> **INSTRUCTIONS TO FOLLOW**
Reproduce the listing that follows with no differences at all.

> **EXERCISE MATERIAL**
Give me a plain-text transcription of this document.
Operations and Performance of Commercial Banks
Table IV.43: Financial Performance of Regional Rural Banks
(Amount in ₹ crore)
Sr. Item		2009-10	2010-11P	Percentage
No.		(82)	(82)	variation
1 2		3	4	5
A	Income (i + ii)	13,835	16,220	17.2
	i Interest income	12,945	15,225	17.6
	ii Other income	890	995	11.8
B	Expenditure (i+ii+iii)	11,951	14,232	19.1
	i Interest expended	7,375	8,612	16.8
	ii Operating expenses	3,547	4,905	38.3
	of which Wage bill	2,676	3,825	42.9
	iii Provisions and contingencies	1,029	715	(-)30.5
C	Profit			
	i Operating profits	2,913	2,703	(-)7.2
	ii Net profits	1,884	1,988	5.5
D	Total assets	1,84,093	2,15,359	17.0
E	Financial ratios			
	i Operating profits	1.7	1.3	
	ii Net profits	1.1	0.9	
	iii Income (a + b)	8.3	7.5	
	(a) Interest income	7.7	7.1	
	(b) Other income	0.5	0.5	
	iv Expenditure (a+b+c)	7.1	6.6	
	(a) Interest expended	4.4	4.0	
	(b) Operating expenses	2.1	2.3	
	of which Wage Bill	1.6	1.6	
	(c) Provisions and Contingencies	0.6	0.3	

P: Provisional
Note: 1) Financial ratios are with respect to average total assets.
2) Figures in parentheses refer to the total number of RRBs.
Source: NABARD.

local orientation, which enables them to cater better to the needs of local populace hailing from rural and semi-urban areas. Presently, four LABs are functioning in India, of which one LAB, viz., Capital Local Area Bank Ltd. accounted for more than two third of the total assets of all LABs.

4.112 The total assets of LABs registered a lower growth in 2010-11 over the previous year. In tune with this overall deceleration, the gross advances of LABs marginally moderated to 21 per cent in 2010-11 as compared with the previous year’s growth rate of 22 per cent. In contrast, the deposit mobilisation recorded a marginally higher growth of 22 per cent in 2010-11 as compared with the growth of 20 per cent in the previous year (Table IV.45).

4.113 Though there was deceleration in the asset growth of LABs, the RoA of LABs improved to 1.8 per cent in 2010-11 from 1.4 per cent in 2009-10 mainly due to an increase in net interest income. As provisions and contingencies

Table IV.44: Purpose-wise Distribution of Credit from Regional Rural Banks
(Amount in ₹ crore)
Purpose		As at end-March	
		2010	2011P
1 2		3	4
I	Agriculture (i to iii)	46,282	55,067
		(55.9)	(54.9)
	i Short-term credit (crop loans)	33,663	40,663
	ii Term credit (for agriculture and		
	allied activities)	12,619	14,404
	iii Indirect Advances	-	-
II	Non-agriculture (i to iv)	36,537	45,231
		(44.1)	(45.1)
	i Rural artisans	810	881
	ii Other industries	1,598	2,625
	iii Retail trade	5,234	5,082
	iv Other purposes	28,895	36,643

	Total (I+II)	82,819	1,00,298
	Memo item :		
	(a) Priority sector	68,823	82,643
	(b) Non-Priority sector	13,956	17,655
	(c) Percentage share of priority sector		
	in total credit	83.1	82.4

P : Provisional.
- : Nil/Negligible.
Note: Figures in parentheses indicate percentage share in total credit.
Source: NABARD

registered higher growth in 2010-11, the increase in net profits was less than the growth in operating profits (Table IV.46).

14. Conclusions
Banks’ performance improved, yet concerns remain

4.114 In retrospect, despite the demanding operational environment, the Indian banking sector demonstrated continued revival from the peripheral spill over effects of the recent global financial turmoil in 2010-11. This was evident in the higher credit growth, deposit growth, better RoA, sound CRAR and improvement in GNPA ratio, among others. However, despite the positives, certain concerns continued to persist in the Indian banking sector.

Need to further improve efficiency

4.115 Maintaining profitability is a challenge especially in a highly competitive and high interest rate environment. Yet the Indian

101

> **ANSWER TO THIS EXERCISE**
Give me a plain-text transcription of this document.
Operations and Performance of Commercial Banks
Table IV.43: Financial Performance of Regional Rural Banks
(Amount in ₹ crore)
Sr. Item		2009-10	2010-11P	Percentage
No.		(82)	(82)	variation
1 2		3	4	5
A	Income (i + ii)	13,835	16,220	17.2
	i Interest income	12,945	15,225	17.6
	ii Other income	890	995	11.8
B	Expenditure (i+ii+iii)	11,951	14,232	19.1
	i Interest expended	7,375	8,612	16.8
	ii Operating expenses	3,547	4,905	38.3
	of which Wage bill	2,676	3,825	42.9
	iii Provisions and contingencies	1,029	715	(-)30.5
C	Profit			
	i Operating profits	2,913	2,703	(-)7.2
	ii Net profits	1,884	1,988	5.5
D	Total assets	1,84,093	2,15,359	17.0
E	Financial ratios			
	i Operating profits	1.7	1.3	
	ii Net profits	1.1	0.9	
	iii Income (a + b)	8.3	7.5	
	(a) Interest income	7.7	7.1	
	(b) Other income	0.5	0.5	
	iv Expenditure (a+b+c)	7.1	6.6	
	(a) Interest expended	4.4	4.0	
	(b) Operating expenses	2.1	2.3	
	of which Wage Bill	1.6	1.6	
	(c) Provisions and Contingencies	0.6	0.3	

P: Provisional
Note: 1) Financial ratios are with respect to average total assets.
2) Figures in parentheses refer to the total number of RRBs.
Source: NABARD.

local orientation, which enables them to cater better to the needs of local populace hailing from rural and semi-urban areas. Presently, four LABs are functioning in India, of which one LAB, viz., Capital Local Area Bank Ltd. accounted for more than two third of the total assets of all LABs.

4.112 The total assets of LABs registered a lower growth in 2010-11 over the previous year. In tune with this overall deceleration, the gross advances of LABs marginally moderated to 21 per cent in 2010-11 as compared with the previous year’s growth rate of 22 per cent. In contrast, the deposit mobilisation recorded a marginally higher growth of 22 per cent in 2010-11 as compared with the growth of 20 per cent in the previous year (Table IV.45).

4.113 Though there was deceleration in the asset growth of LABs, the RoA of LABs improved to 1.8 per cent in 2010-11 from 1.4 per cent in 2009-10 mainly due to an increase in net interest income. As provisions and contingencies

Table IV.44: Purpose-wise Distribution of Credit from Regional Rural Banks
(Amount in ₹ crore)
Purpose		As at end-March	
		2010	2011P
1 2		3	4
I	Agriculture (i to iii)	46,282	55,067
		(55.9)	(54.9)
	i Short-term credit (crop loans)	33,663	40,663
	ii Term credit (for agriculture and		
	allied activities)	12,619	14,404
	iii Indirect Advances	-	-
II	Non-agriculture (i to iv)	36,537	45,231
		(44.1)	(45.1)
	i Rural artisans	810	881
	ii Other industries	1,598	2,625
	iii Retail trade	5,234	5,082
	iv Other purposes	28,895	36,643

	Total (I+II)	82,819	1,00,298
	Memo item :		
	(a) Priority sector	68,823	82,643
	(b) Non-Priority sector	13,956	17,655
	(c) Percentage share of priority sector		
	in total credit	83.1	82.4

P : Provisional.
- : Nil/Negligible.
Note: Figures in parentheses indicate percentage share in total credit.
Source: NABARD

registered higher growth in 2010-11, the increase in net profits was less than the growth in operating profits (Table IV.46).

14. Conclusions
Banks’ performance improved, yet concerns remain

4.114 In retrospect, despite the demanding operational environment, the Indian banking sector demonstrated continued revival from the peripheral spill over effects of the recent global financial turmoil in 2010-11. This was evident in the higher credit growth, deposit growth, better RoA, sound CRAR and improvement in GNPA ratio, among others. However, despite the positives, certain concerns continued to persist in the Indian banking sector.

Need to further improve efficiency

4.115 Maintaining profitability is a challenge especially in a highly competitive and high interest rate environment. Yet the Indian

101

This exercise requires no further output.